* Given request
Give the number of lines below that contain the word "Classification", and nothing else.

►

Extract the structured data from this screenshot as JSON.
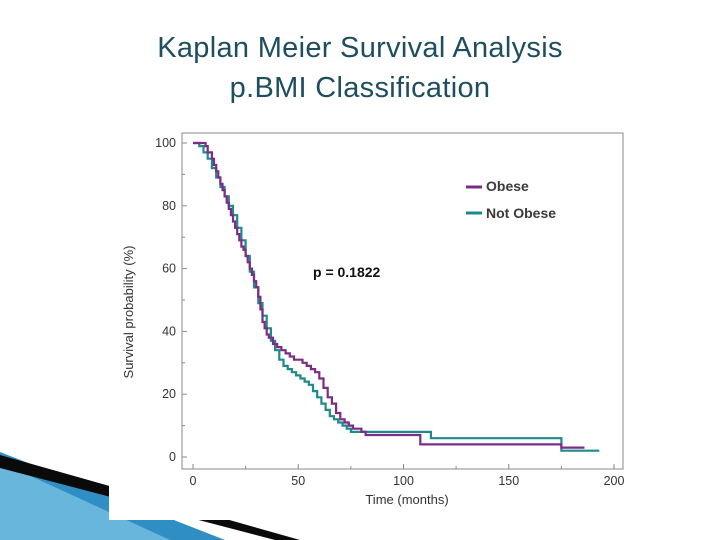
{
  "slide": {
    "title_line_1": "Kaplan Meier Survival Analysis",
    "title_line_2": "p.BMI Classification"
  },
  "colors": {
    "title": "#1f4e5f",
    "obese": "#7b2d86",
    "not_obese": "#1f8a8a",
    "ribbon_dark": "#0a0a0a",
    "ribbon_blue": "#2f8fc4"
  },
  "chart_data": {
    "type": "line",
    "subtype": "kaplan-meier-step",
    "title": "Kaplan Meier Survival Analysis p.BMI Classification",
    "xlabel": "Time (months)",
    "ylabel": "Survival probability (%)",
    "xlim": [
      0,
      200
    ],
    "ylim": [
      0,
      100
    ],
    "xticks": [
      0,
      50,
      100,
      150,
      200
    ],
    "yticks": [
      0,
      20,
      40,
      60,
      80,
      100
    ],
    "grid": false,
    "legend_position": "top-right",
    "annotation": "p = 0.1822",
    "series": [
      {
        "name": "Obese",
        "color": "#7b2d86",
        "x": [
          0,
          4,
          6,
          7,
          9,
          10,
          11,
          12,
          13,
          14,
          15,
          16,
          17,
          18,
          19,
          20,
          21,
          22,
          23,
          24,
          25,
          26,
          27,
          28,
          29,
          30,
          31,
          32,
          33,
          34,
          35,
          36,
          38,
          40,
          42,
          44,
          46,
          48,
          50,
          52,
          54,
          56,
          58,
          60,
          62,
          64,
          66,
          68,
          70,
          72,
          74,
          76,
          78,
          80,
          82,
          108,
          125,
          175,
          186
        ],
        "y": [
          100,
          100,
          99,
          97,
          95,
          93,
          91,
          89,
          87,
          85,
          83,
          81,
          79,
          77,
          75,
          73,
          71,
          69,
          67,
          66,
          64,
          62,
          60,
          58,
          56,
          54,
          51,
          47,
          43,
          41,
          39,
          38,
          36,
          35,
          34,
          33,
          32,
          31,
          31,
          30,
          29,
          28,
          27,
          25,
          22,
          19,
          17,
          14,
          12,
          11,
          10,
          9,
          9,
          8,
          7,
          4,
          4,
          3,
          3
        ]
      },
      {
        "name": "Not Obese",
        "color": "#1f8a8a",
        "x": [
          0,
          3,
          5,
          7,
          9,
          11,
          13,
          15,
          17,
          19,
          21,
          23,
          25,
          27,
          29,
          31,
          33,
          35,
          37,
          39,
          41,
          43,
          45,
          47,
          49,
          51,
          53,
          55,
          57,
          59,
          61,
          63,
          65,
          67,
          69,
          71,
          73,
          75,
          80,
          113,
          125,
          175,
          193
        ],
        "y": [
          100,
          99,
          97,
          95,
          92,
          89,
          86,
          83,
          80,
          77,
          73,
          69,
          64,
          59,
          54,
          49,
          45,
          41,
          37,
          34,
          31,
          29,
          28,
          27,
          26,
          25,
          24,
          23,
          21,
          19,
          17,
          15,
          13,
          12,
          11,
          10,
          9,
          8,
          8,
          6,
          6,
          2,
          2
        ]
      }
    ]
  }
}
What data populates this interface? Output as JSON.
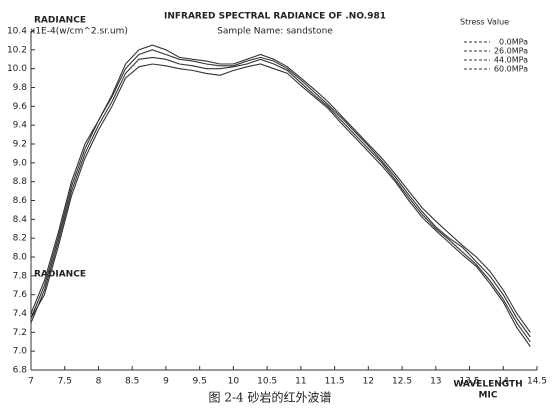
{
  "chart_data": {
    "type": "line",
    "title": "INFRARED SPECTRAL RADIANCE OF .NO.981",
    "subtitle": "Sample Name: sandstone",
    "y_label": "RADIANCE",
    "y_unit": "x1E-4(w/cm^2.sr.um)",
    "x_label": "WAVELENGTH",
    "x_unit": "MIC",
    "legend_title": "Stress Value",
    "caption": "图 2-4   砂岩的红外波谱",
    "xlim": [
      7,
      14.5
    ],
    "ylim": [
      6.8,
      10.4
    ],
    "xticks": [
      7,
      7.5,
      8,
      8.5,
      9,
      9.5,
      10,
      10.5,
      11,
      11.5,
      12,
      12.5,
      13,
      13.5,
      14,
      14.5
    ],
    "yticks": [
      {
        "value": 10.4,
        "label": "10.4"
      },
      {
        "value": 10.2,
        "label": "10.2"
      },
      {
        "value": 10,
        "label": "10.0"
      },
      9.8,
      9.6,
      9.4,
      9.2,
      {
        "value": 9,
        "label": "9.0"
      },
      8.8,
      8.6,
      8.4,
      8.2,
      {
        "value": 8,
        "label": "8.0"
      },
      7.8,
      7.6,
      7.4,
      7.2,
      {
        "value": 7,
        "label": "7.0"
      },
      6.8
    ],
    "x": [
      7.0,
      7.2,
      7.4,
      7.6,
      7.8,
      8.0,
      8.2,
      8.4,
      8.6,
      8.8,
      9.0,
      9.2,
      9.4,
      9.6,
      9.8,
      10.0,
      10.2,
      10.4,
      10.6,
      10.8,
      11.0,
      11.2,
      11.4,
      11.6,
      11.8,
      12.0,
      12.2,
      12.4,
      12.6,
      12.8,
      13.0,
      13.2,
      13.4,
      13.6,
      13.8,
      14.0,
      14.2,
      14.4
    ],
    "series": [
      {
        "name": "0.0MPa",
        "color": "#333333",
        "values": [
          7.35,
          7.7,
          8.2,
          8.75,
          9.15,
          9.45,
          9.7,
          10.0,
          10.15,
          10.2,
          10.15,
          10.1,
          10.08,
          10.05,
          10.03,
          10.03,
          10.08,
          10.12,
          10.08,
          10.0,
          9.88,
          9.75,
          9.62,
          9.48,
          9.33,
          9.18,
          9.02,
          8.85,
          8.66,
          8.48,
          8.32,
          8.2,
          8.1,
          7.95,
          7.8,
          7.6,
          7.35,
          7.15
        ]
      },
      {
        "name": "26.0MPa",
        "color": "#333333",
        "values": [
          7.4,
          7.75,
          8.25,
          8.8,
          9.2,
          9.45,
          9.72,
          10.05,
          10.2,
          10.25,
          10.2,
          10.12,
          10.1,
          10.08,
          10.05,
          10.05,
          10.1,
          10.15,
          10.1,
          10.02,
          9.9,
          9.78,
          9.65,
          9.5,
          9.35,
          9.2,
          9.05,
          8.88,
          8.7,
          8.52,
          8.38,
          8.25,
          8.12,
          8.0,
          7.85,
          7.65,
          7.4,
          7.2
        ]
      },
      {
        "name": "44.0MPa",
        "color": "#333333",
        "values": [
          7.3,
          7.65,
          8.15,
          8.7,
          9.1,
          9.4,
          9.65,
          9.95,
          10.1,
          10.12,
          10.1,
          10.05,
          10.03,
          10.0,
          10.0,
          10.02,
          10.05,
          10.1,
          10.05,
          9.98,
          9.85,
          9.72,
          9.6,
          9.45,
          9.3,
          9.15,
          9.0,
          8.82,
          8.63,
          8.45,
          8.3,
          8.18,
          8.05,
          7.92,
          7.75,
          7.55,
          7.3,
          7.1
        ]
      },
      {
        "name": "60.0MPa",
        "color": "#333333",
        "values": [
          7.35,
          7.6,
          8.1,
          8.65,
          9.05,
          9.35,
          9.6,
          9.9,
          10.02,
          10.05,
          10.03,
          10.0,
          9.98,
          9.95,
          9.93,
          9.98,
          10.02,
          10.05,
          10.0,
          9.95,
          9.82,
          9.7,
          9.58,
          9.42,
          9.27,
          9.12,
          8.97,
          8.8,
          8.6,
          8.42,
          8.28,
          8.15,
          8.02,
          7.9,
          7.72,
          7.52,
          7.25,
          7.05
        ]
      }
    ]
  }
}
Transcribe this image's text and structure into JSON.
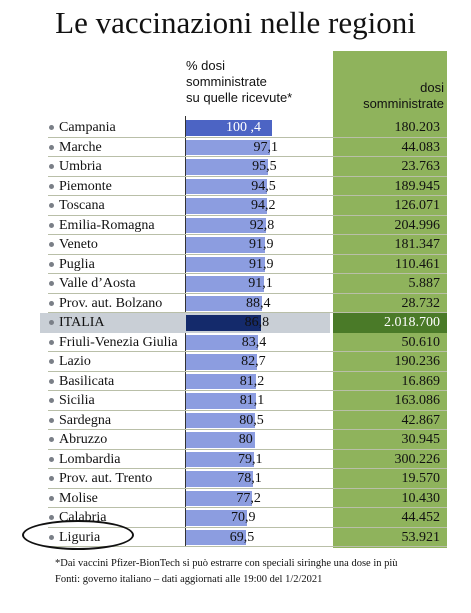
{
  "chart_data": {
    "type": "bar",
    "title": "Le vaccinazioni nelle regioni",
    "pct_header": [
      "% dosi",
      "somministrate",
      "su quelle ricevute*"
    ],
    "doses_header": [
      "dosi",
      "somministrate"
    ],
    "rows": [
      {
        "region": "Campania",
        "pct": 100.4,
        "pct_label": "100 ,4",
        "doses": "180.203"
      },
      {
        "region": "Marche",
        "pct": 97.1,
        "pct_label": "97,1",
        "doses": "44.083"
      },
      {
        "region": "Umbria",
        "pct": 95.5,
        "pct_label": "95,5",
        "doses": "23.763"
      },
      {
        "region": "Piemonte",
        "pct": 94.5,
        "pct_label": "94,5",
        "doses": "189.945"
      },
      {
        "region": "Toscana",
        "pct": 94.2,
        "pct_label": "94,2",
        "doses": "126.071"
      },
      {
        "region": "Emilia-Romagna",
        "pct": 92.8,
        "pct_label": "92,8",
        "doses": "204.996"
      },
      {
        "region": "Veneto",
        "pct": 91.9,
        "pct_label": "91,9",
        "doses": "181.347"
      },
      {
        "region": "Puglia",
        "pct": 91.9,
        "pct_label": "91,9",
        "doses": "110.461"
      },
      {
        "region": "Valle d’Aosta",
        "pct": 91.1,
        "pct_label": "91,1",
        "doses": "5.887"
      },
      {
        "region": "Prov. aut. Bolzano",
        "pct": 88.4,
        "pct_label": "88,4",
        "doses": "28.732"
      },
      {
        "region": "ITALIA",
        "pct": 86.8,
        "pct_label": "86,8",
        "doses": "2.018.700",
        "highlight": true
      },
      {
        "region": "Friuli-Venezia Giulia",
        "pct": 83.4,
        "pct_label": "83,4",
        "doses": "50.610"
      },
      {
        "region": "Lazio",
        "pct": 82.7,
        "pct_label": "82,7",
        "doses": "190.236"
      },
      {
        "region": "Basilicata",
        "pct": 81.2,
        "pct_label": "81,2",
        "doses": "16.869"
      },
      {
        "region": "Sicilia",
        "pct": 81.1,
        "pct_label": "81,1",
        "doses": "163.086"
      },
      {
        "region": "Sardegna",
        "pct": 80.5,
        "pct_label": "80,5",
        "doses": "42.867"
      },
      {
        "region": "Abruzzo",
        "pct": 80,
        "pct_label": "80",
        "doses": "30.945"
      },
      {
        "region": "Lombardia",
        "pct": 79.1,
        "pct_label": "79,1",
        "doses": "300.226"
      },
      {
        "region": "Prov. aut. Trento",
        "pct": 78.1,
        "pct_label": "78,1",
        "doses": "19.570"
      },
      {
        "region": "Molise",
        "pct": 77.2,
        "pct_label": "77,2",
        "doses": "10.430"
      },
      {
        "region": "Calabria",
        "pct": 70.9,
        "pct_label": "70,9",
        "doses": "44.452"
      },
      {
        "region": "Liguria",
        "pct": 69.5,
        "pct_label": "69,5",
        "doses": "53.921",
        "circled": true
      }
    ],
    "footnote": "*Dai vaccini Pfizer-BionTech si può estrarre con speciali siringhe una dose in più",
    "source": "Fonti: governo italiano – dati aggiornati alle 19:00 del 1/2/2021",
    "colors": {
      "bar": "#8c9de0",
      "bar_top": "#4c64c4",
      "bar_italia": "#142a6b",
      "doses_column": "#8fb35c",
      "doses_italia": "#4a7a28",
      "italia_band": "#c9cfd6"
    }
  }
}
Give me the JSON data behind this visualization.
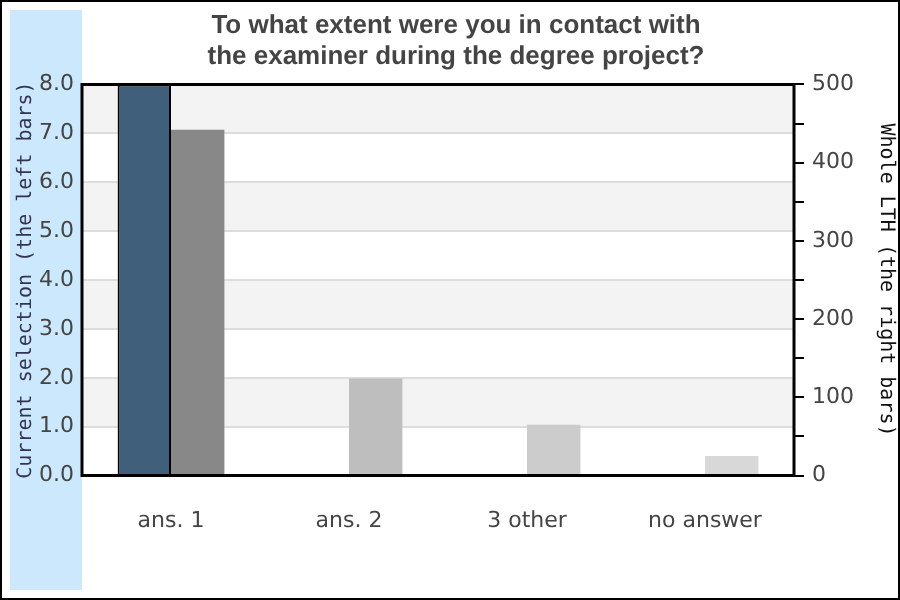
{
  "chart_data": {
    "type": "bar",
    "title": "To what extent were you in contact with the examiner during the degree project?",
    "categories": [
      "ans. 1",
      "ans. 2",
      "3 other",
      "no answer"
    ],
    "ylabel": "Current selection (the left bars)",
    "y2label": "Whole LTH (the right bars)",
    "series": [
      {
        "color": "#3f5f7a",
        "values": [
          8.0,
          0,
          0,
          0
        ]
      },
      {
        "colors": [
          "#888888",
          "#bebebe",
          "#cccccc",
          "#d8d8d8"
        ],
        "values": [
          442,
          124,
          65,
          25
        ],
        "axis": "y2"
      }
    ],
    "ylim": [
      0,
      8
    ],
    "yticks": [
      {
        "value": 0,
        "label": "0.0"
      },
      {
        "value": 1,
        "label": "1.0"
      },
      {
        "value": 2,
        "label": "2.0"
      },
      {
        "value": 3,
        "label": "3.0"
      },
      {
        "value": 4,
        "label": "4.0"
      },
      {
        "value": 5,
        "label": "5.0"
      },
      {
        "value": 6,
        "label": "6.0"
      },
      {
        "value": 7,
        "label": "7.0"
      },
      {
        "value": 8,
        "label": "8.0"
      }
    ],
    "y2lim": [
      0,
      500
    ],
    "y2ticks": [
      0,
      {
        "value": 50,
        "label": null
      },
      100,
      {
        "value": 150,
        "label": null
      },
      200,
      {
        "value": 250,
        "label": null
      },
      300,
      {
        "value": 350,
        "label": null
      },
      400,
      {
        "value": 450,
        "label": null
      },
      500
    ],
    "grid": "y",
    "legend": false
  }
}
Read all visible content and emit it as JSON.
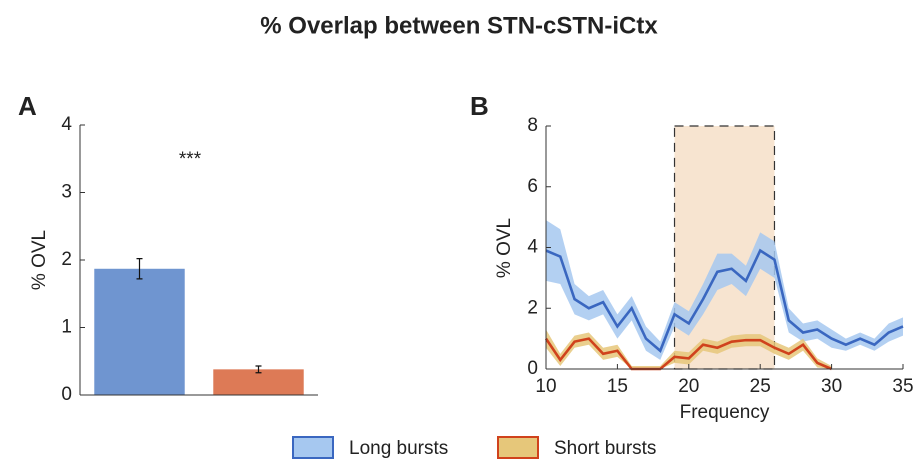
{
  "title": "% Overlap between STN-cSTN-iCtx",
  "chart_data": [
    {
      "type": "bar",
      "panel_label": "A",
      "ylabel": "% OVL",
      "annotation": "***",
      "categories": [
        null,
        null
      ],
      "values": [
        1.87,
        0.38
      ],
      "errors": [
        0.15,
        0.05
      ],
      "colors": [
        "#6f95d0",
        "#dd7a56"
      ],
      "ylim": [
        0,
        4
      ],
      "yticks": [
        0,
        1,
        2,
        3,
        4
      ]
    },
    {
      "type": "line",
      "panel_label": "B",
      "ylabel": "% OVL",
      "xlabel": "Frequency",
      "x": [
        10,
        11,
        12,
        13,
        14,
        15,
        16,
        17,
        18,
        19,
        20,
        21,
        22,
        23,
        24,
        25,
        26,
        27,
        28,
        29,
        30,
        31,
        32,
        33,
        34,
        35
      ],
      "highlight_x": [
        19,
        26
      ],
      "highlight_color": "#f7e4d0",
      "legend": "bottom",
      "series": [
        {
          "name": "Long bursts",
          "color": "#3a67c0",
          "band_color": "#a6c8f0",
          "values": [
            3.9,
            3.7,
            2.3,
            2.0,
            2.2,
            1.4,
            2.0,
            1.0,
            0.6,
            1.8,
            1.5,
            2.3,
            3.2,
            3.3,
            2.9,
            3.9,
            3.6,
            1.6,
            1.2,
            1.3,
            1.0,
            0.8,
            1.0,
            0.8,
            1.2,
            1.4
          ],
          "errors": [
            1.0,
            0.9,
            0.5,
            0.4,
            0.4,
            0.4,
            0.4,
            0.4,
            0.3,
            0.4,
            0.4,
            0.5,
            0.6,
            0.5,
            0.5,
            0.6,
            0.6,
            0.4,
            0.3,
            0.3,
            0.3,
            0.2,
            0.2,
            0.2,
            0.3,
            0.3
          ]
        },
        {
          "name": "Short bursts",
          "color": "#d0421c",
          "band_color": "#e6c77a",
          "values": [
            1.0,
            0.3,
            0.9,
            1.0,
            0.5,
            0.6,
            0.0,
            0.0,
            0.0,
            0.4,
            0.35,
            0.8,
            0.7,
            0.9,
            0.95,
            0.95,
            0.7,
            0.5,
            0.8,
            0.2,
            0.0,
            null,
            null,
            null,
            null,
            null
          ],
          "errors": [
            0.3,
            0.2,
            0.2,
            0.2,
            0.2,
            0.2,
            0.1,
            0.1,
            0.1,
            0.2,
            0.2,
            0.2,
            0.2,
            0.2,
            0.2,
            0.2,
            0.2,
            0.2,
            0.2,
            0.15,
            0.1,
            null,
            null,
            null,
            null,
            null
          ]
        }
      ],
      "xlim": [
        10,
        35
      ],
      "xticks": [
        10,
        15,
        20,
        25,
        30,
        35
      ],
      "ylim": [
        0,
        8
      ],
      "yticks": [
        0,
        2,
        4,
        6,
        8
      ]
    }
  ]
}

◄

* Problem solution
2